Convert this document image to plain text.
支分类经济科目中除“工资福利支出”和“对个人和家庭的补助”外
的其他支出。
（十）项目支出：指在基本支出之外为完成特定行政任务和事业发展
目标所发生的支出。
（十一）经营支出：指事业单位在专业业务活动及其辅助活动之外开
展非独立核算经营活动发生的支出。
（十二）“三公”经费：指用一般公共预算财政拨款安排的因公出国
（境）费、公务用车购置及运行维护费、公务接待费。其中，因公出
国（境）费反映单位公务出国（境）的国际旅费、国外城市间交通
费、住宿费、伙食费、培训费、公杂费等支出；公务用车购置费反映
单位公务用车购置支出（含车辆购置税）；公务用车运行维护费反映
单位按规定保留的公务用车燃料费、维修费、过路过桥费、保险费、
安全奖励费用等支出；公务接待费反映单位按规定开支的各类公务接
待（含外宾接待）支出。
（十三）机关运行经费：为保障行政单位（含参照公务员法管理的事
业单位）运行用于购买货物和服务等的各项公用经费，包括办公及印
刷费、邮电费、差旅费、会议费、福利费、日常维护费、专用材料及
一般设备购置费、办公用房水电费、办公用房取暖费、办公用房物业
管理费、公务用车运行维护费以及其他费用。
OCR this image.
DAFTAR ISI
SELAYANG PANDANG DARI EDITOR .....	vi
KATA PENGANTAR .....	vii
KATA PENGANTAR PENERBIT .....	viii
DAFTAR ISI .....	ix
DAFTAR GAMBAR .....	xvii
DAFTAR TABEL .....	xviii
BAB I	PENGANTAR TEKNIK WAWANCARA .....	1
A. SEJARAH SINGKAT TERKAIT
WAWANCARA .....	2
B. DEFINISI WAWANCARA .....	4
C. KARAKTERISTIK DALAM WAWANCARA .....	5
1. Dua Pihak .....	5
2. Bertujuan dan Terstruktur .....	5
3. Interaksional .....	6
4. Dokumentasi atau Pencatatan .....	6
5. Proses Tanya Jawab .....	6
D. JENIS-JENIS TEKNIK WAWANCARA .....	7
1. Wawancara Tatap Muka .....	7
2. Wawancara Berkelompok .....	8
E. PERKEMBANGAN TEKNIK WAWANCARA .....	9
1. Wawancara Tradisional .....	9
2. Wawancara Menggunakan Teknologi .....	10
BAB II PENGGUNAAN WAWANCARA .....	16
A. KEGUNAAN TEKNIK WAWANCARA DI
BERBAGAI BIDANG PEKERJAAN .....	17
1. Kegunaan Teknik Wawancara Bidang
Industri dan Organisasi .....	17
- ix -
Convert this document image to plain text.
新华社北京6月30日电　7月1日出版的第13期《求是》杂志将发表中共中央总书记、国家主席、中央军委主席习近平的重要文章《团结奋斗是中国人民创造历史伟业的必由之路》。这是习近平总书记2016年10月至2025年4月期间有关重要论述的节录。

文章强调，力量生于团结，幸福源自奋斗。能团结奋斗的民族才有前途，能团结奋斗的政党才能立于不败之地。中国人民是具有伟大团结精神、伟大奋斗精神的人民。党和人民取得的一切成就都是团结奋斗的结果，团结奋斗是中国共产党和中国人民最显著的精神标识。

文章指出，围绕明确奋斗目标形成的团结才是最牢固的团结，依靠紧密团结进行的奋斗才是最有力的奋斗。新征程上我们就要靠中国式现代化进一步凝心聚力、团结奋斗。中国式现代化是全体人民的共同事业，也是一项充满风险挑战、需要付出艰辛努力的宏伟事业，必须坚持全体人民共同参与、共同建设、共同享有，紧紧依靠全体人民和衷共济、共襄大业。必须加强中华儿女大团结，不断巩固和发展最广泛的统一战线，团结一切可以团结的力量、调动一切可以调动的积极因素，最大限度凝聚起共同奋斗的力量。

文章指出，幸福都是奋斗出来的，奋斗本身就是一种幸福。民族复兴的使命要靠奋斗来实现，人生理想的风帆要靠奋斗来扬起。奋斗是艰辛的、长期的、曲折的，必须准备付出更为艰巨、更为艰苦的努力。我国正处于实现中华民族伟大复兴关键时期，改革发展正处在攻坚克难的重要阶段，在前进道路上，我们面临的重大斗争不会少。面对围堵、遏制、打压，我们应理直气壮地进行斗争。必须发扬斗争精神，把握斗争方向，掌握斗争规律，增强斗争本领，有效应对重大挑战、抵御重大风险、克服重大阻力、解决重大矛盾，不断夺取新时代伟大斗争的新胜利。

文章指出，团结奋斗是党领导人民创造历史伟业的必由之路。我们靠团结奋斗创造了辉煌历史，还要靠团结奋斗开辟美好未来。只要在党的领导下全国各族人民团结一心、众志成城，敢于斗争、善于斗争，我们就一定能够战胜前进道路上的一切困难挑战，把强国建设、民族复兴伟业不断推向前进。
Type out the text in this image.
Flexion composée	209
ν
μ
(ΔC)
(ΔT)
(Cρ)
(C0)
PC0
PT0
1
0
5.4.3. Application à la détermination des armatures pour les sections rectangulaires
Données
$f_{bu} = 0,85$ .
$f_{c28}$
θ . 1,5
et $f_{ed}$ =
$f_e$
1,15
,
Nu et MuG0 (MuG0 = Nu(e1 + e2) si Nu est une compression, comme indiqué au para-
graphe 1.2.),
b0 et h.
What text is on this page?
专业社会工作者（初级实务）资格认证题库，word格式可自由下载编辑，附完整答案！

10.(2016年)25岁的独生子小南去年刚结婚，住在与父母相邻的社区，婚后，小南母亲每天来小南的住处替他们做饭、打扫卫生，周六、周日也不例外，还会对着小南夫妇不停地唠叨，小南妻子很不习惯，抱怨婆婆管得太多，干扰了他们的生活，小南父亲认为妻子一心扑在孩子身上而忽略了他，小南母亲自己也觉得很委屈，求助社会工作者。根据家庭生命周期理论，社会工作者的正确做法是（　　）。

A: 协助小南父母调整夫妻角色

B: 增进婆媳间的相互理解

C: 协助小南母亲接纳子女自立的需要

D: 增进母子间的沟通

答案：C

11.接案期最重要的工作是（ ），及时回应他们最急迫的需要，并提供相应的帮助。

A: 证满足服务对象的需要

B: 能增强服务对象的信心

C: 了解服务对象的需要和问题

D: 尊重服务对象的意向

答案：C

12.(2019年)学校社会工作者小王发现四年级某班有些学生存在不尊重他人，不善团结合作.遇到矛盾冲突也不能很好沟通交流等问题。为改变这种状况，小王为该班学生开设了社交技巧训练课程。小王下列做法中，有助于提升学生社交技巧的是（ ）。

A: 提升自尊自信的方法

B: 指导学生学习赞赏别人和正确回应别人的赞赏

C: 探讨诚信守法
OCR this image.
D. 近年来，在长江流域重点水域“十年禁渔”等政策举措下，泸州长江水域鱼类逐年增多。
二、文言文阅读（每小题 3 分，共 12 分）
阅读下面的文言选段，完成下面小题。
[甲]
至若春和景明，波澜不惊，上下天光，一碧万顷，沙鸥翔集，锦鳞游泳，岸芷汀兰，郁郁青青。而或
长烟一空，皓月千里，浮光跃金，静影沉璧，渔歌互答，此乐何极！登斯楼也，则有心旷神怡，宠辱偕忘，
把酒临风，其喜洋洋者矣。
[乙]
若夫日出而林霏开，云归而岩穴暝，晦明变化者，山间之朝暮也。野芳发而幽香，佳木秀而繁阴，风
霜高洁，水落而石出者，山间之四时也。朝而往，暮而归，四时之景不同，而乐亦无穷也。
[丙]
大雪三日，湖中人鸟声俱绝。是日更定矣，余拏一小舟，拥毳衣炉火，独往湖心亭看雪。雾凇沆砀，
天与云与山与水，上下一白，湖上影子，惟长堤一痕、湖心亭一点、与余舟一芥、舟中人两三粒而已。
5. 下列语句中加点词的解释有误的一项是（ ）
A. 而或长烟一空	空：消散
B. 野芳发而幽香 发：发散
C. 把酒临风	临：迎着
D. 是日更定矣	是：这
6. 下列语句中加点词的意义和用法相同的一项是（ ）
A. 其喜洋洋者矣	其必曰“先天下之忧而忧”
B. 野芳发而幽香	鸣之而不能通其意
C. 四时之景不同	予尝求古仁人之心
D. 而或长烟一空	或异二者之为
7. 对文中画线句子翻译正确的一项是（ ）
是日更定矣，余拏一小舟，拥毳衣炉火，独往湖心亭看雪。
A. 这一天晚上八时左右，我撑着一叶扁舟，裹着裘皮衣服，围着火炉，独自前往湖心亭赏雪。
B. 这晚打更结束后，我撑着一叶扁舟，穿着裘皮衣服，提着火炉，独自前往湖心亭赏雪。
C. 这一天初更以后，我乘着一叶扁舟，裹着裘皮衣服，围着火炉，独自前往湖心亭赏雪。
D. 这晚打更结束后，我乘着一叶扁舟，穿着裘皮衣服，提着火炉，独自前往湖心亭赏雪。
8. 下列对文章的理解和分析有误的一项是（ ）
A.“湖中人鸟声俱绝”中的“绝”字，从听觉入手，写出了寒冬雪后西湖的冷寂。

□ □ □

Instructions for the task = Collect the complete line wherever the string "拥毳衣炉火" appears in the records.

The solution =
大雪三日，湖中人鸟声俱绝。是日更定矣，余拏一小舟，拥毳衣炉火，独往湖心亭看雪。雾凇沆砀，
是日更定矣，余拏一小舟，拥毳衣炉火，独往湖心亭看雪。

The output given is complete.